◆ EXTRACT PROVIDED:
******
# UFC/KENPO   The Giant Killer



## Kenpolane (Jun 23, 2002)

I know some of you stay informed and follow the UFC. I can't remember the guys name , but he was a Kenpoist and I think he was in the very first UFC. He had to fight a dude that was about 7 ft. tall and about 400lbs. The Kenpo Guy hit the big dude with a rt. heel palm across the bridge of the nose. This one strike sent this mamoth to the mat, followed by Kenpo hands to the head. This earned the Kenpo Guy the nickname THE GIANT KILLER!!
Who among you know this Kenpo Man ?:asian:


----------



## OZman (Jun 23, 2002)

Are you speaking of Zane Frazier?


----------



## GouRonin (Jun 23, 2002)

No, he's talking about Keith Hackney who faced Emanual Yarborough. Hackney broke his hand hitting him too.

Zoran, who can be found at http://www.kenpothoughts.com/ has a bio on Hackney.

http://www.kenpothoughts.com/display1.asp?func=display&resid=188&tree=2076


----------



## satans.barber (Jun 23, 2002)

Look at the size of that bugger!

http://www.kenpothoughts.com/images/Hackney/hackneystrike.jpg

The kenpo guy can hardly even reach the guys nose!

Still, just goes to show that it's not over 'till it's over!

Ian.


----------



## Seig (Jun 23, 2002)

The bigger they are, the harder the earth shakes when they fall!


----------



## ProfessorKenpo (Jun 23, 2002)

It was a lucky strike out of desperation, nothing more, but it saved his butt.

Have a great Kenpo day

Clyde


----------



## brianhunter (Jun 23, 2002)

I think it was UFC III and it was some sumo who nobody thought the kenpo guy could pull it off


----------



## Kempojujutsu (Jun 23, 2002)

I believe there was another guy around UFC 2-3 name Fred Ettish and I think he did Kenpo. Not sure but he got his *** kick by a boxer. You can tell he had no ground fighting skills execpt trying to stay on the ground position and try to kick. Turn a nice white gi into a bloodly mess.
Bob  :asian:


----------



## GouRonin (Jun 23, 2002)

Was a shorin Ryu stylist or some other similar style. Not Kenpo.


----------



## Kempojujutsu (Jun 23, 2002)

Thanks GouRonin,
I didn't think he was Kenpo guy with a White Gi.
Bob :asian:


----------



## satans.barber (Jun 24, 2002)

There's a video clip of the nose smash here:

http://www.hackneyscombat.com/VideoClips/ufc3_hackney_vs_yarborough.mpg

Although it's not the whole fight unfortunately. They don't have it at sherdog.com either 

If I get hold of it I'll upload it so people can have a watch.

Ian.


----------



## Zoran (Jun 24, 2002)

> _Originally posted by ProfessorKenpo _
> 
> *It was a lucky strike out of desperation, nothing more, but it saved his butt.
> 
> ...
******
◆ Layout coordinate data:
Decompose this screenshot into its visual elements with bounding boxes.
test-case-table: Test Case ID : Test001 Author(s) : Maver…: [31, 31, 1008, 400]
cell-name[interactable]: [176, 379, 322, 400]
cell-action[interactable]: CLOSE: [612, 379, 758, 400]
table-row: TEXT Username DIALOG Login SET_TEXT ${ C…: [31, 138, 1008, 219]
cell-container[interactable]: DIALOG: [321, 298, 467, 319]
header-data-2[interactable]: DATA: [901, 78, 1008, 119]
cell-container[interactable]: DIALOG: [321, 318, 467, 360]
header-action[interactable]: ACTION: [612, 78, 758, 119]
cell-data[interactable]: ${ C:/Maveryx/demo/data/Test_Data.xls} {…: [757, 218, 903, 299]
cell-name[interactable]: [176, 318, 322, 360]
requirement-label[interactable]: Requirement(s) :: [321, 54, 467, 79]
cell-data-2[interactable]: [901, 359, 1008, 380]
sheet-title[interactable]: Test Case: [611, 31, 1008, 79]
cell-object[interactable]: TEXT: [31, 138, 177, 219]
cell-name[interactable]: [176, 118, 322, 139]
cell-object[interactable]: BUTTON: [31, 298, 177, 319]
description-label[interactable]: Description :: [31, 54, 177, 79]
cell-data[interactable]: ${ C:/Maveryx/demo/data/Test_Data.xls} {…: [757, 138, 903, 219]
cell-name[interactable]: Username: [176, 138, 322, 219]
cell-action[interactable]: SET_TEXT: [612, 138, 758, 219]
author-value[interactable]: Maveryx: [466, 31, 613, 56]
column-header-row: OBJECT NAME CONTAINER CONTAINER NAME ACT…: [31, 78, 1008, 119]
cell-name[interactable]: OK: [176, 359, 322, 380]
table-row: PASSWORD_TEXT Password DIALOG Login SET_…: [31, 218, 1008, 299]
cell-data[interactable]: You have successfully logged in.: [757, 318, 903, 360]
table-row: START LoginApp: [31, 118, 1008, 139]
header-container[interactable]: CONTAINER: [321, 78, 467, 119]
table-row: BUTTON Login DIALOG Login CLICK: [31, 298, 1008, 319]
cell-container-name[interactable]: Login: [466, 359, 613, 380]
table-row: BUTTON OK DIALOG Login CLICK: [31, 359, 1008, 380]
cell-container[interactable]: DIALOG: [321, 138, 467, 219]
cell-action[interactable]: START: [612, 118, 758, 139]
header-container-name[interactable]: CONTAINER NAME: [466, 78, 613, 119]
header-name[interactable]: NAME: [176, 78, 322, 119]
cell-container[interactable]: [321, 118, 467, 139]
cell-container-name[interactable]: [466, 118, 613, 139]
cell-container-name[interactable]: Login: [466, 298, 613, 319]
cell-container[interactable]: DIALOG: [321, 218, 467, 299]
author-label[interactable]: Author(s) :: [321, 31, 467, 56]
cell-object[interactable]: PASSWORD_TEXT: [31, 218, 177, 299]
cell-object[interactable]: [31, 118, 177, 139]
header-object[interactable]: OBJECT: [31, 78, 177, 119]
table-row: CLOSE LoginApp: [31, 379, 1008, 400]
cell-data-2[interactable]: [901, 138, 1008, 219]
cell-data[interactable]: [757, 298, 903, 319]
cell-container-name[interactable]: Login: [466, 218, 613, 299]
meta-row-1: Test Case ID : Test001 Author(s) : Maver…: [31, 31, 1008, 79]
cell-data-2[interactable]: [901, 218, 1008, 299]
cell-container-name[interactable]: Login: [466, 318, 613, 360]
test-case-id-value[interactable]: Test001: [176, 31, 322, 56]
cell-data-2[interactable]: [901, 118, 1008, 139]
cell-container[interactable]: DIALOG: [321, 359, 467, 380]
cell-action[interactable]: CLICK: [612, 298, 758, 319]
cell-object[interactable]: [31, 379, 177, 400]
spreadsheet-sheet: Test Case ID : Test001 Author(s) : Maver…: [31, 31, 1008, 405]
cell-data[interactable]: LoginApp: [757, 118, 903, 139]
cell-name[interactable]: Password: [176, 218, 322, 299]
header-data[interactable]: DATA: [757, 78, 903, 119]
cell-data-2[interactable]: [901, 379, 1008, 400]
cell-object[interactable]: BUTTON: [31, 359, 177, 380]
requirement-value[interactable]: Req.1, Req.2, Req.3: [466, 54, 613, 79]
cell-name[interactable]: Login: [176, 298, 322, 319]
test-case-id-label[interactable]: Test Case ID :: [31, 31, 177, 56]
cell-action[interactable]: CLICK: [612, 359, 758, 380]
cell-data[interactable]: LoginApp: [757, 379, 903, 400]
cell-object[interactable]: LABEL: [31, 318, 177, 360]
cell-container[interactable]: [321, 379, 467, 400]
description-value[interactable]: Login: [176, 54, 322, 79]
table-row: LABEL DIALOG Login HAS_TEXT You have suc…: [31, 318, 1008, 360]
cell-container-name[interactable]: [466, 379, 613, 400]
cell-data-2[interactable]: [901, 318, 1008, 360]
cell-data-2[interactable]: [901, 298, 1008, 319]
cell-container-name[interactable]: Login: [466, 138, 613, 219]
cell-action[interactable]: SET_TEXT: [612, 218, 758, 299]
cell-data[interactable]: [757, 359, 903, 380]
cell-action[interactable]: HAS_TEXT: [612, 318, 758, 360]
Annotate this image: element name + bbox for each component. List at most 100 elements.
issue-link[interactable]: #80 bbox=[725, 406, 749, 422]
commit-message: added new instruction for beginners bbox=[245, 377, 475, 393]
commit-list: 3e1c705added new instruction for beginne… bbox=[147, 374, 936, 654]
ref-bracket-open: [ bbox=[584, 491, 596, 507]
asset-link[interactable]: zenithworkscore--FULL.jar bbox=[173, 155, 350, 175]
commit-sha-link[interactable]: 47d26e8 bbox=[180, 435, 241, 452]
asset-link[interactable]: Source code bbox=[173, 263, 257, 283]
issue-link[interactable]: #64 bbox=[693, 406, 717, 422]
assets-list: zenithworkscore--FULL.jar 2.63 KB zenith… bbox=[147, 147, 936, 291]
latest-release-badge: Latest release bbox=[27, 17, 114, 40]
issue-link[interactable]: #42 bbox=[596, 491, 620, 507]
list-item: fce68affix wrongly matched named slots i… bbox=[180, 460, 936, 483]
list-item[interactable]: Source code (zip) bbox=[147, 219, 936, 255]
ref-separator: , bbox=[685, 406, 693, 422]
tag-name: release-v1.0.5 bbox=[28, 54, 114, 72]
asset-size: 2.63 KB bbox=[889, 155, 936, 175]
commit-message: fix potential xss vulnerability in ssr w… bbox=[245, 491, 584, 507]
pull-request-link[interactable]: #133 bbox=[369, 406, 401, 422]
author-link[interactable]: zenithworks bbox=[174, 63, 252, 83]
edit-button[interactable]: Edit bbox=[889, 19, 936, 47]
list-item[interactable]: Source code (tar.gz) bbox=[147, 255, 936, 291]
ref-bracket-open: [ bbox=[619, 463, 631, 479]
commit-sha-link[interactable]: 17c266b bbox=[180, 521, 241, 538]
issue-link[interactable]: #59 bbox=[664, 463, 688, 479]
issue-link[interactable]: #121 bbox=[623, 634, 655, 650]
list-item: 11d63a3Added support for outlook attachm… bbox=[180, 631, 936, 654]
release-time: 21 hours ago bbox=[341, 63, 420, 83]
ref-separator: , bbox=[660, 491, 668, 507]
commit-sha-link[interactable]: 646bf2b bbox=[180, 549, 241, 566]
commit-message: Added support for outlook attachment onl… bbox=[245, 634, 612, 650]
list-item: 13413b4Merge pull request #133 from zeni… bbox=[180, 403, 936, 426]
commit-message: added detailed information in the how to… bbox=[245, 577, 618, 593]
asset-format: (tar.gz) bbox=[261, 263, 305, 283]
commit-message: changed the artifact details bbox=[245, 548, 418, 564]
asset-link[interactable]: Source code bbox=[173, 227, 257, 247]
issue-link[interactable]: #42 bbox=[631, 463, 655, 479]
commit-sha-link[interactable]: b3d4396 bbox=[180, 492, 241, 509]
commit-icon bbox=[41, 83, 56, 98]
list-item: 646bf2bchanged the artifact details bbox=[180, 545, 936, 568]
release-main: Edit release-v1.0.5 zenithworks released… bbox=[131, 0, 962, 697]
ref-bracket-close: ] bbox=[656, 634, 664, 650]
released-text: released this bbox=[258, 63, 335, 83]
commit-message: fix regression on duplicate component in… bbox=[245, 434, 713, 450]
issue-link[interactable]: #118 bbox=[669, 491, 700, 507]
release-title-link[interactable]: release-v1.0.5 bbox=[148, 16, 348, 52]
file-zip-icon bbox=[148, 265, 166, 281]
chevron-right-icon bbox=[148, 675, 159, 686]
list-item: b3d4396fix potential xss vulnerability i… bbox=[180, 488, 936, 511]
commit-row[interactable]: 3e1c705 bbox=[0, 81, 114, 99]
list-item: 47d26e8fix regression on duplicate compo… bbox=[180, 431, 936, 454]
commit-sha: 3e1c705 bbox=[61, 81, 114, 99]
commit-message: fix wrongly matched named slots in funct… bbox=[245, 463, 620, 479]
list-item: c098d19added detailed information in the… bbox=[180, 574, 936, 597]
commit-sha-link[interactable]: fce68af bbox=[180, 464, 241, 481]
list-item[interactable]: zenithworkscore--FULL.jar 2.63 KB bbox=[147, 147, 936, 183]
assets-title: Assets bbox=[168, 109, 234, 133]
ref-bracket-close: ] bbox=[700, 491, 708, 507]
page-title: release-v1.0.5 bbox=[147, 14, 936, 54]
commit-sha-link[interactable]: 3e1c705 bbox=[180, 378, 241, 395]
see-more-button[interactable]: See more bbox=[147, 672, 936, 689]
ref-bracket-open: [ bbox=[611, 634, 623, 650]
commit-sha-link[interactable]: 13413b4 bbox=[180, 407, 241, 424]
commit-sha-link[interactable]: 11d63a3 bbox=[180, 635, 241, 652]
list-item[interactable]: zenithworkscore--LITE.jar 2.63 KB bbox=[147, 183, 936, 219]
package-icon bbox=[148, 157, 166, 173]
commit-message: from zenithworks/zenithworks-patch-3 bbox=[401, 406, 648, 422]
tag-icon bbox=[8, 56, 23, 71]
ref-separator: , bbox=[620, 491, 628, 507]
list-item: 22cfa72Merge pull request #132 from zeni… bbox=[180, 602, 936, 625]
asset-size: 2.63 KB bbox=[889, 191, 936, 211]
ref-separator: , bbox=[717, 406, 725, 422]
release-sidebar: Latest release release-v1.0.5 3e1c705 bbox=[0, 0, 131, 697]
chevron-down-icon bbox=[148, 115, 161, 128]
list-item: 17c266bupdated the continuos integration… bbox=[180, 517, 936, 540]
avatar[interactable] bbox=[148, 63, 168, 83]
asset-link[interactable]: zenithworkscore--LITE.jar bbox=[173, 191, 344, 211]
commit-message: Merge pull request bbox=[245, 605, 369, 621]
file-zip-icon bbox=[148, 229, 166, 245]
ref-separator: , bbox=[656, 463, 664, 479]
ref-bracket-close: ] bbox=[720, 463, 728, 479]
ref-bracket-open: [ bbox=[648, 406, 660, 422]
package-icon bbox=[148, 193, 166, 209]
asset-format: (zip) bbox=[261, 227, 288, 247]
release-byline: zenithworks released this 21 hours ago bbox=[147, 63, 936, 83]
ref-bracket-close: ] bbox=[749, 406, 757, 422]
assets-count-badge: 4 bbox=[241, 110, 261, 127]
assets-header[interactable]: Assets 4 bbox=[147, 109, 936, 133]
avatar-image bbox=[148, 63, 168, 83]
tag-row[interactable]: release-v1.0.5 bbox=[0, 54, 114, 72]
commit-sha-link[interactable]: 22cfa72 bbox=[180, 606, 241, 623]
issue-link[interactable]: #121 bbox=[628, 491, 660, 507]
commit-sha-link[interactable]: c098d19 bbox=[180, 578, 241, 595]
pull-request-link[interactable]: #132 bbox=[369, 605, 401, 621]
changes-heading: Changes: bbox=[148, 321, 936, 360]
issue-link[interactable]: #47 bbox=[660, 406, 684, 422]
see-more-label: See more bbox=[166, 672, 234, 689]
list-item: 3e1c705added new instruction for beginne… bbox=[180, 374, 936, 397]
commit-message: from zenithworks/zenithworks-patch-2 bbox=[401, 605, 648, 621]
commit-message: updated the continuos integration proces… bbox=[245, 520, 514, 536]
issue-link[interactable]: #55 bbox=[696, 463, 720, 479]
******
◆ THINGS TO DO:
1. Give the full first-and-last names of all the fighters mentioned in the UFC/Kenpo forum thread.
2. In the layout coordinate data, rewrite the rows from the first one through the row containing "table-row: START LoginApp: [31, 118, 1008, 139]", changing "DIALOG" to "WINDOW" and leaving everything else untouched.

◆ CORRECT ANSWERS:
1.
Zane Frazier
Keith Hackney
Emanual Yarborough
Fred Ettish

2.
Decompose this screenshot into its visual elements with bounding boxes.
test-case-table: Test Case ID : Test001 Author(s) : Maver…: [31, 31, 1008, 400]
cell-name[interactable]: [176, 379, 322, 400]
cell-action[interactable]: CLOSE: [612, 379, 758, 400]
table-row: TEXT Username WINDOW Login SET_TEXT ${ C…: [31, 138, 1008, 219]
cell-container[interactable]: WINDOW: [321, 298, 467, 319]
header-data-2[interactable]: DATA: [901, 78, 1008, 119]
cell-container[interactable]: WINDOW: [321, 318, 467, 360]
header-action[interactable]: ACTION: [612, 78, 758, 119]
cell-data[interactable]: ${ C:/Maveryx/demo/data/Test_Data.xls} {…: [757, 218, 903, 299]
cell-name[interactable]: [176, 318, 322, 360]
requirement-label[interactable]: Requirement(s) :: [321, 54, 467, 79]
cell-data-2[interactable]: [901, 359, 1008, 380]
sheet-title[interactable]: Test Case: [611, 31, 1008, 79]
cell-object[interactable]: TEXT: [31, 138, 177, 219]
cell-name[interactable]: [176, 118, 322, 139]
cell-object[interactable]: BUTTON: [31, 298, 177, 319]
description-label[interactable]: Description :: [31, 54, 177, 79]
cell-data[interactable]: ${ C:/Maveryx/demo/data/Test_Data.xls} {…: [757, 138, 903, 219]
cell-name[interactable]: Username: [176, 138, 322, 219]
cell-action[interactable]: SET_TEXT: [612, 138, 758, 219]
author-value[interactable]: Maveryx: [466, 31, 613, 56]
column-header-row: OBJECT NAME CONTAINER CONTAINER NAME ACT…: [31, 78, 1008, 119]
cell-name[interactable]: OK: [176, 359, 322, 380]
table-row: PASSWORD_TEXT Password WINDOW Login SET_…: [31, 218, 1008, 299]
cell-data[interactable]: You have successfully logged in.: [757, 318, 903, 360]
table-row: START LoginApp: [31, 118, 1008, 139]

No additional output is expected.